**Stated problem**
Could you lay out every line of the items below as a Markdown table with the columns Row and Line, numbering the rows and skipping blank lines and the pictures?
╭──
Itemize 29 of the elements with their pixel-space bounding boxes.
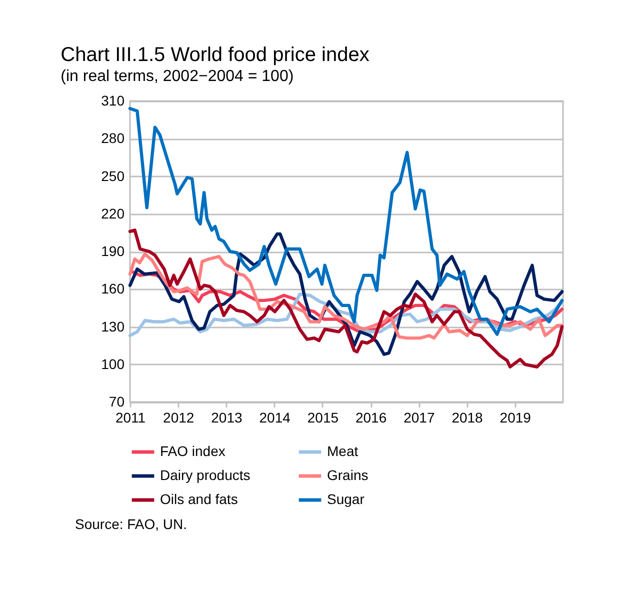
x-tick-label: 2018 — [452, 410, 484, 426]
x-tick-label: 2014 — [259, 410, 291, 426]
y-tick-label: 190 — [101, 243, 125, 259]
x-tick-label: 2019 — [500, 410, 532, 426]
line-series — [128, 106, 564, 336]
x-tick-label: 2016 — [355, 410, 387, 426]
line-series — [128, 252, 564, 340]
legend-label: Dairy products — [160, 467, 250, 483]
legend-label: Meat — [327, 443, 358, 459]
legend-label: Sugar — [327, 491, 365, 507]
y-tick-label: 130 — [101, 318, 125, 334]
x-tick-label: 2013 — [211, 410, 243, 426]
legend-label: Oils and fats — [160, 491, 238, 507]
x-tick-label: 2011 — [115, 410, 146, 426]
y-tick-label: 280 — [101, 130, 125, 146]
chart-subtitle: (in real terms, 2002−2004 = 100) — [60, 68, 294, 85]
y-tick-label: 100 — [101, 356, 125, 372]
chart-title: Chart III.1.5 World food price index — [60, 44, 370, 66]
legend-label: FAO index — [160, 443, 226, 459]
y-tick-label: 160 — [101, 280, 125, 297]
y-tick-label: 310 — [101, 92, 125, 108]
y-tick-label: 250 — [101, 168, 125, 184]
source-note: Source: FAO, UN. — [75, 516, 188, 532]
x-tick-label: 2017 — [404, 410, 435, 426]
y-tick-label: 70 — [108, 394, 125, 410]
x-tick-label: 2015 — [307, 410, 339, 426]
legend-label: Grains — [327, 467, 368, 483]
x-tick-label: 2012 — [163, 410, 194, 426]
y-tick-label: 220 — [101, 205, 125, 222]
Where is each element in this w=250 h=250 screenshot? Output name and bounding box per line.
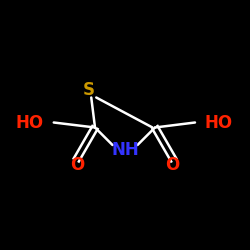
Text: O: O — [70, 156, 85, 174]
Text: HO: HO — [205, 114, 233, 132]
Text: HO: HO — [16, 114, 44, 132]
Text: S: S — [83, 81, 95, 99]
Text: O: O — [166, 156, 179, 174]
Text: NH: NH — [111, 141, 139, 159]
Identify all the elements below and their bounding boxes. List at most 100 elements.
╰──
**Correct result**
| Row | Line |
|---|---|
| 1 | Itemize 29 of the elements with their pixel-space bounding boxes. |
| 2 | x-tick-label: 2018 — [452, 410, 484, 426] |
| 3 | x-tick-label: 2014 — [259, 410, 291, 426] |
| 4 | y-tick-label: 190 — [101, 243, 125, 259] |
| 5 | x-tick-label: 2019 — [500, 410, 532, 426] |
| 6 | line-series — [128, 106, 564, 336] |
| 7 | x-tick-label: 2016 — [355, 410, 387, 426] |
| 8 | line-series — [128, 252, 564, 340] |
| 9 | legend-label: Dairy products — [160, 467, 250, 483] |
| 10 | legend-label: Meat — [327, 443, 358, 459] |
| 11 | legend-label: Sugar — [327, 491, 365, 507] |
| 12 | y-tick-label: 130 — [101, 318, 125, 334] |
| 13 | x-tick-label: 2013 — [211, 410, 243, 426] |
| 14 | legend-label: Oils and fats — [160, 491, 238, 507] |
| 15 | x-tick-label: 2011 — [115, 410, 146, 426] |
| 16 | y-tick-label: 280 — [101, 130, 125, 146] |
| 17 | chart-subtitle: (in real terms, 2002−2004 = 100) — [60, 68, 294, 85] |
| 18 | y-tick-label: 100 — [101, 356, 125, 372] |
| 19 | chart-title: Chart III.1.5 World food price index — [60, 44, 370, 66] |
| 20 | legend-label: FAO index — [160, 443, 226, 459] |
| 21 | y-tick-label: 160 — [101, 280, 125, 297] |
| 22 | y-tick-label: 310 — [101, 92, 125, 108] |
| 23 | y-tick-label: 250 — [101, 168, 125, 184] |
| 24 | source-note: Source: FAO, UN. — [75, 516, 188, 532] |
| 25 | x-tick-label: 2017 — [404, 410, 435, 426] |
| 26 | y-tick-label: 70 — [108, 394, 125, 410] |
| 27 | x-tick-label: 2015 — [307, 410, 339, 426] |
| 28 | legend-label: Grains — [327, 467, 368, 483] |
| 29 | x-tick-label: 2012 — [163, 410, 194, 426] |
| 30 | y-tick-label: 220 — [101, 205, 125, 222] |
| 31 | Where is each element in this w=250 h=250 screenshot? Output name and bounding box per line. |
| 32 | Text: O: O — [70, 156, 85, 174] |
| 33 | Text: HO: HO — [205, 114, 233, 132] |
| 34 | Text: HO: HO — [16, 114, 44, 132] |
| 35 | Text: S: S — [83, 81, 95, 99] |
| 36 | Text: O: O — [166, 156, 179, 174] |
| 37 | Text: NH: NH — [111, 141, 139, 159] |
| 38 | Identify all the elements below and their bounding boxes. List at most 100 elements. |